◆ Description of the task
Pick out every line of the entries below where "Практическая" occurs, and copy those lines.

◆ Provided data
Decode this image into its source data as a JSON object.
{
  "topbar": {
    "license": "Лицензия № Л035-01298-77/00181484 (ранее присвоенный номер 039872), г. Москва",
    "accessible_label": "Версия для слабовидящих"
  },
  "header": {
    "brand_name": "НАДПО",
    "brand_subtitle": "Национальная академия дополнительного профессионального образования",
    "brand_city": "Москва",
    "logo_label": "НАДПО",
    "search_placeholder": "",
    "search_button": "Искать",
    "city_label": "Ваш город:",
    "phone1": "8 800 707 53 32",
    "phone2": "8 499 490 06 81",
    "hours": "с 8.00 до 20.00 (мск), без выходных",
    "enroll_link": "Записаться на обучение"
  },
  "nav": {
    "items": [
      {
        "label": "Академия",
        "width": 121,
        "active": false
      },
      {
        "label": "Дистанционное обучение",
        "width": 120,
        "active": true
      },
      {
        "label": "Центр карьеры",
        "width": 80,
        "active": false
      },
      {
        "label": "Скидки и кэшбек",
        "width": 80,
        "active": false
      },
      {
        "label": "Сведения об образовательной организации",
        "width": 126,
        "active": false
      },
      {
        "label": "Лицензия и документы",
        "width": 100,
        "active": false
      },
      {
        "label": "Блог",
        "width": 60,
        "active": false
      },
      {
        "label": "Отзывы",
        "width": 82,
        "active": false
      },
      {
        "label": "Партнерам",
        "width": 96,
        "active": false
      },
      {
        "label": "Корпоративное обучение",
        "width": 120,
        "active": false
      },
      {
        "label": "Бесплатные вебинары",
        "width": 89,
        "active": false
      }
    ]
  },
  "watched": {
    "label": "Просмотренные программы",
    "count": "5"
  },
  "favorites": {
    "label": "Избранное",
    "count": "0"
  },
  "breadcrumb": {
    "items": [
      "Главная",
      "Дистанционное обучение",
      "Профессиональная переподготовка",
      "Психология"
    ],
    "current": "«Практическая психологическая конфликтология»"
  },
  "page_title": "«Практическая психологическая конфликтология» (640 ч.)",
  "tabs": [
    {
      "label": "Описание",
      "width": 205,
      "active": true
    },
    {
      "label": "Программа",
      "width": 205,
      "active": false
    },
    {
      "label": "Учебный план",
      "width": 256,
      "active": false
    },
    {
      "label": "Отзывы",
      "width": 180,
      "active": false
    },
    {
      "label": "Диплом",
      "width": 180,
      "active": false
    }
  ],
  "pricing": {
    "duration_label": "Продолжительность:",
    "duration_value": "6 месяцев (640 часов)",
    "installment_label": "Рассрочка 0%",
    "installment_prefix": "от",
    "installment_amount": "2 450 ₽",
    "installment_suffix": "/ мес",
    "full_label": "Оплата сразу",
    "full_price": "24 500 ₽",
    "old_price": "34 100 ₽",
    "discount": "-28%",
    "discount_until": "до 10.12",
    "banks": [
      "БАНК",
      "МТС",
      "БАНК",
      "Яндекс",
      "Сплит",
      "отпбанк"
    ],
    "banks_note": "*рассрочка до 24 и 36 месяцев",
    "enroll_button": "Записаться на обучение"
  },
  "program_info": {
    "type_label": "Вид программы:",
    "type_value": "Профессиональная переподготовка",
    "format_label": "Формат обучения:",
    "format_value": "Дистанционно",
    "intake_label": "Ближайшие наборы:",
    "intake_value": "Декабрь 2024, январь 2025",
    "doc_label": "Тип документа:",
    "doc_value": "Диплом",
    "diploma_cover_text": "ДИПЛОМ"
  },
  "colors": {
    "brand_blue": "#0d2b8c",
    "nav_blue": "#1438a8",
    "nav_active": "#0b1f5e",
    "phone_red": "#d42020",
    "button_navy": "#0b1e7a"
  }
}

◆ Task result
    "current": "«Практическая психологическая конфликтология»"
  "page_title": "«Практическая психологическая конфликтология» (640 ч.)",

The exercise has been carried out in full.